● Source material

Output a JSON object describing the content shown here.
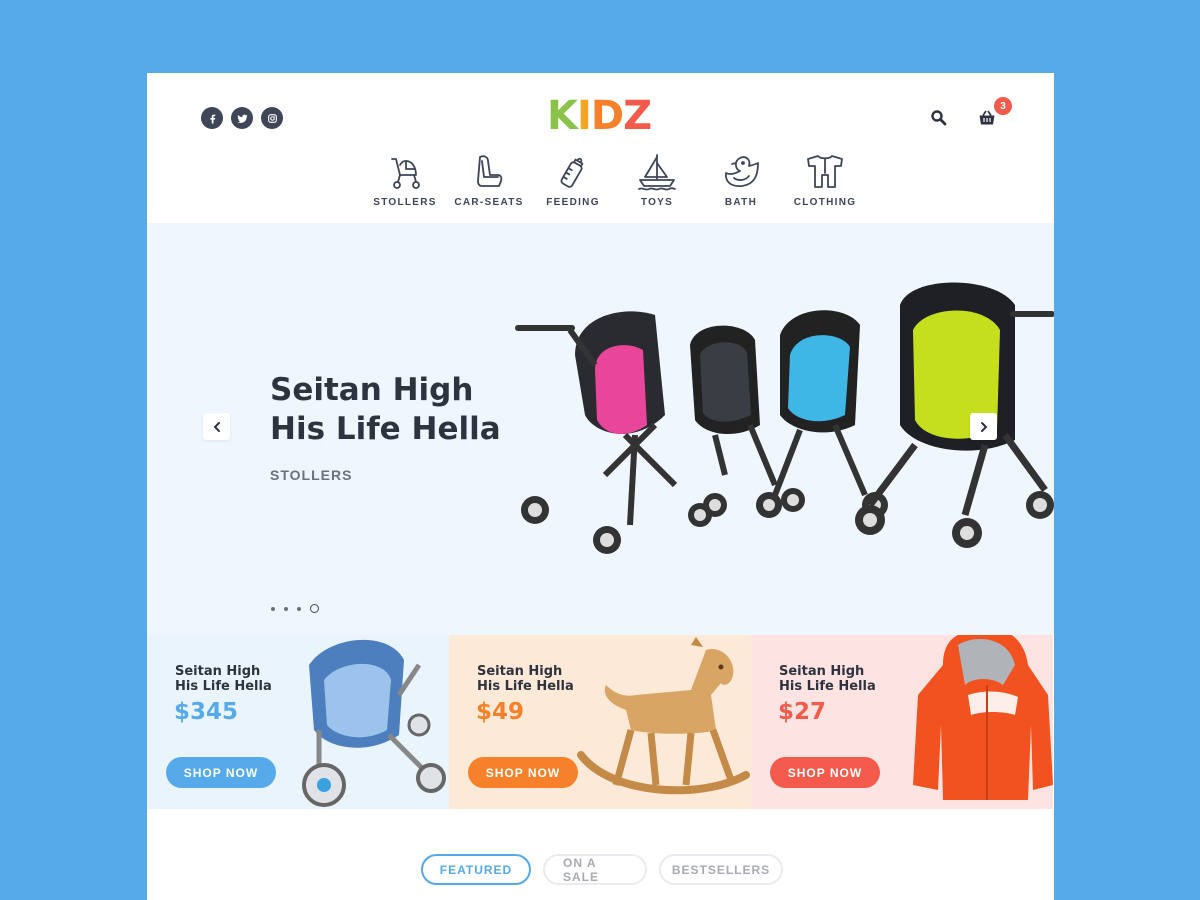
{
  "brand": {
    "logo_letters": [
      {
        "char": "K",
        "color": "#8bc34a"
      },
      {
        "char": "I",
        "color": "#f5a623"
      },
      {
        "char": "D",
        "color": "#f7802a"
      },
      {
        "char": "Z",
        "color": "#f45b4c"
      }
    ]
  },
  "header": {
    "socials": [
      "f",
      "twitter",
      "instagram"
    ],
    "cart_count": "3"
  },
  "categories": [
    {
      "label": "STOLLERS",
      "icon": "stroller-icon"
    },
    {
      "label": "CAR-SEATS",
      "icon": "car-seat-icon"
    },
    {
      "label": "FEEDING",
      "icon": "bottle-icon"
    },
    {
      "label": "TOYS",
      "icon": "boat-icon"
    },
    {
      "label": "BATH",
      "icon": "duck-icon"
    },
    {
      "label": "CLOTHING",
      "icon": "onesie-icon"
    }
  ],
  "hero": {
    "title_line1": "Seitan High",
    "title_line2": "His Life Hella",
    "subtitle": "STOLLERS",
    "slide_count": 4,
    "active_slide": 4
  },
  "promos": [
    {
      "name_line1": "Seitan High",
      "name_line2": "His Life Hella",
      "price": "$345",
      "button": "SHOP NOW",
      "accent": "#56aaea",
      "bg": "#eaf4fd"
    },
    {
      "name_line1": "Seitan High",
      "name_line2": "His Life Hella",
      "price": "$49",
      "button": "SHOP NOW",
      "accent": "#f7802a",
      "bg": "#fde9d8"
    },
    {
      "name_line1": "Seitan High",
      "name_line2": "His Life Hella",
      "price": "$27",
      "button": "SHOP NOW",
      "accent": "#f45b4c",
      "bg": "#fde3e1"
    }
  ],
  "tabs": [
    {
      "label": "FEATURED",
      "active": true
    },
    {
      "label": "ON A SALE",
      "active": false
    },
    {
      "label": "BESTSELLERS",
      "active": false
    }
  ],
  "colors": {
    "page_bg": "#56aaea",
    "text_dark": "#2f3340",
    "icon_dark": "#3e4657"
  }
}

● What is being asked
Reproduce all the entries that precede this task, word for word, minus any pictures.

● Solution to this problem
Output a JSON object describing the content shown here.
{
  "brand": {
    "logo_letters": [
      {
        "char": "K",
        "color": "#8bc34a"
      },
      {
        "char": "I",
        "color": "#f5a623"
      },
      {
        "char": "D",
        "color": "#f7802a"
      },
      {
        "char": "Z",
        "color": "#f45b4c"
      }
    ]
  },
  "header": {
    "socials": [
      "f",
      "twitter",
      "instagram"
    ],
    "cart_count": "3"
  },
  "categories": [
    {
      "label": "STOLLERS",
      "icon": "stroller-icon"
    },
    {
      "label": "CAR-SEATS",
      "icon": "car-seat-icon"
    },
    {
      "label": "FEEDING",
      "icon": "bottle-icon"
    },
    {
      "label": "TOYS",
      "icon": "boat-icon"
    },
    {
      "label": "BATH",
      "icon": "duck-icon"
    },
    {
      "label": "CLOTHING",
      "icon": "onesie-icon"
    }
  ],
  "hero": {
    "title_line1": "Seitan High",
    "title_line2": "His Life Hella",
    "subtitle": "STOLLERS",
    "slide_count": 4,
    "active_slide": 4
  },
  "promos": [
    {
      "name_line1": "Seitan High",
      "name_line2": "His Life Hella",
      "price": "$345",
      "button": "SHOP NOW",
      "accent": "#56aaea",
      "bg": "#eaf4fd"
    },
    {
      "name_line1": "Seitan High",
      "name_line2": "His Life Hella",
      "price": "$49",
      "button": "SHOP NOW",
      "accent": "#f7802a",
      "bg": "#fde9d8"
    },
    {
      "name_line1": "Seitan High",
      "name_line2": "His Life Hella",
      "price": "$27",
      "button": "SHOP NOW",
      "accent": "#f45b4c",
      "bg": "#fde3e1"
    }
  ],
  "tabs": [
    {
      "label": "FEATURED",
      "active": true
    },
    {
      "label": "ON A SALE",
      "active": false
    },
    {
      "label": "BESTSELLERS",
      "active": false
    }
  ],
  "colors": {
    "page_bg": "#56aaea",
    "text_dark": "#2f3340",
    "icon_dark": "#3e4657"
  }
}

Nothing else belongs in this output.